#### WHAT NEEDS TO BE DONE
Which lines in the items below contain the word "Remove"? Pick out each of those lines and copy it.

Element box records:

+++++

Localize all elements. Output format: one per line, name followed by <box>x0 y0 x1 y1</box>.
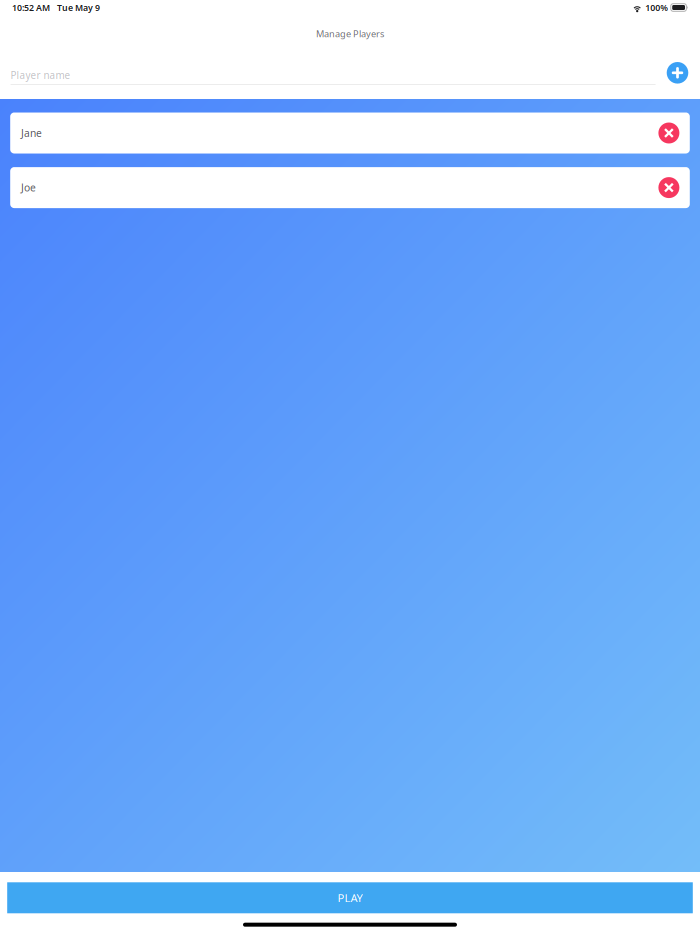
staticText: Jane <box>21 126 42 140</box>
button[interactable]: Remove Jane <box>658 122 679 144</box>
staticText: Manage Players <box>316 28 384 40</box>
button[interactable]: PLAY <box>7 882 693 913</box>
staticText: Joe <box>21 181 36 195</box>
button[interactable]: Remove Joe <box>658 177 679 198</box>
staticText: 100% <box>645 2 668 14</box>
staticText: Tue May 9 <box>57 2 100 14</box>
staticText: Player name <box>11 68 71 82</box>
button[interactable]: Add player <box>667 62 688 84</box>
staticText: PLAY <box>338 890 362 906</box>
staticText: 10:52 AM <box>12 2 50 14</box>
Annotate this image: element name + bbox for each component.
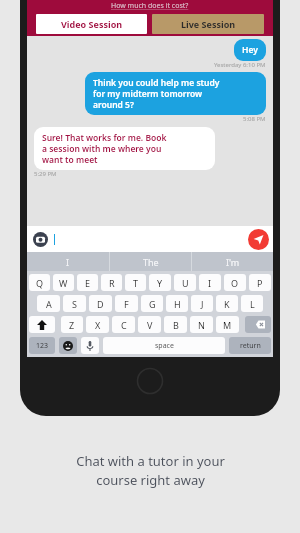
staticText: A [46,298,52,310]
button[interactable]: U [174,274,196,291]
staticText: Chat with a tutor in your course right a… [76,452,225,489]
button[interactable]: O [224,274,246,291]
staticText: How much does it cost? [111,1,189,11]
staticText: Video Session [61,18,123,30]
staticText: M [223,319,232,331]
button[interactable]: I [27,252,109,271]
button[interactable]: P [249,274,271,291]
staticText: Live Session [181,18,236,30]
staticText: L [250,298,255,310]
button[interactable]: Live Session [152,14,264,34]
staticText: S [72,298,77,310]
staticText: C [121,319,127,331]
staticText: W [59,277,68,289]
button[interactable]: I [199,274,221,291]
button[interactable]: Camera [33,232,48,247]
staticText: R [109,277,115,289]
staticText: H [174,298,181,310]
staticText: The [143,256,159,268]
staticText: Sure! That works for me. Book a session … [42,132,167,165]
staticText: 5:08 PM [243,115,266,123]
button[interactable]: Shift [29,316,55,333]
staticText: 5:29 PM [34,170,57,178]
button[interactable]: C [112,316,135,333]
staticText: V [147,319,153,331]
staticText: I [208,277,212,289]
staticText: I'm [226,256,240,268]
staticText: G [149,298,156,310]
staticText: K [224,298,230,310]
staticText: I [66,256,70,268]
staticText: J [201,298,204,310]
staticText: Hey [242,44,258,56]
staticText: Z [69,319,75,331]
button[interactable]: M [216,316,239,333]
staticText: O [231,277,239,289]
button[interactable]: return [229,337,271,354]
button[interactable]: I'm [192,252,273,271]
button[interactable]: Hey [234,39,266,61]
staticText: E [85,277,91,289]
button[interactable]: T [125,274,146,291]
button[interactable]: H [166,295,188,312]
button[interactable]: B [164,316,187,333]
button[interactable]: A [37,295,60,312]
button[interactable]: Backspace [245,316,271,333]
button[interactable]: R [101,274,122,291]
button[interactable]: D [89,295,112,312]
button[interactable]: Emoji [59,337,77,354]
staticText: D [97,298,104,310]
button[interactable]: Y [149,274,171,291]
staticText: space [155,341,174,351]
button[interactable]: Send [248,229,269,250]
button[interactable]: The [110,252,191,271]
button[interactable]: Think you could help me study for my mid… [85,72,266,115]
staticText: T [133,277,139,289]
button[interactable]: X [86,316,109,333]
button[interactable]: Q [29,274,50,291]
staticText: P [257,277,263,289]
button[interactable]: Z [61,316,83,333]
button[interactable]: K [216,295,238,312]
button[interactable]: S [63,295,86,312]
staticText: Q [36,277,44,289]
staticText: Think you could help me study for my mid… [93,77,220,110]
button[interactable]: 123 [29,337,55,354]
button[interactable]: J [191,295,213,312]
button[interactable]: F [115,295,138,312]
button[interactable]: W [53,274,74,291]
button[interactable]: L [241,295,263,312]
button[interactable]: G [141,295,163,312]
button[interactable]: Video Session [36,14,147,34]
staticText: U [182,277,189,289]
staticText: F [124,298,129,310]
staticText: return [240,341,261,351]
staticText: 123 [36,341,49,351]
button[interactable]: E [77,274,98,291]
button[interactable]: N [190,316,213,333]
button[interactable]: V [138,316,161,333]
staticText: Yesterday 6:10 PM [214,61,266,69]
button[interactable]: Sure! That works for me. Book a session … [34,127,215,170]
button[interactable]: space [103,337,225,354]
staticText: Y [157,277,163,289]
staticText: B [173,319,179,331]
staticText: X [95,319,101,331]
button[interactable]: Microphone [81,337,99,354]
staticText: N [198,319,205,331]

+++++

#### ANSWER FOR THIS EXERCISE
button[interactable]: Remove Jane <box>658 122 679 144</box>
button[interactable]: Remove Joe <box>658 177 679 198</box>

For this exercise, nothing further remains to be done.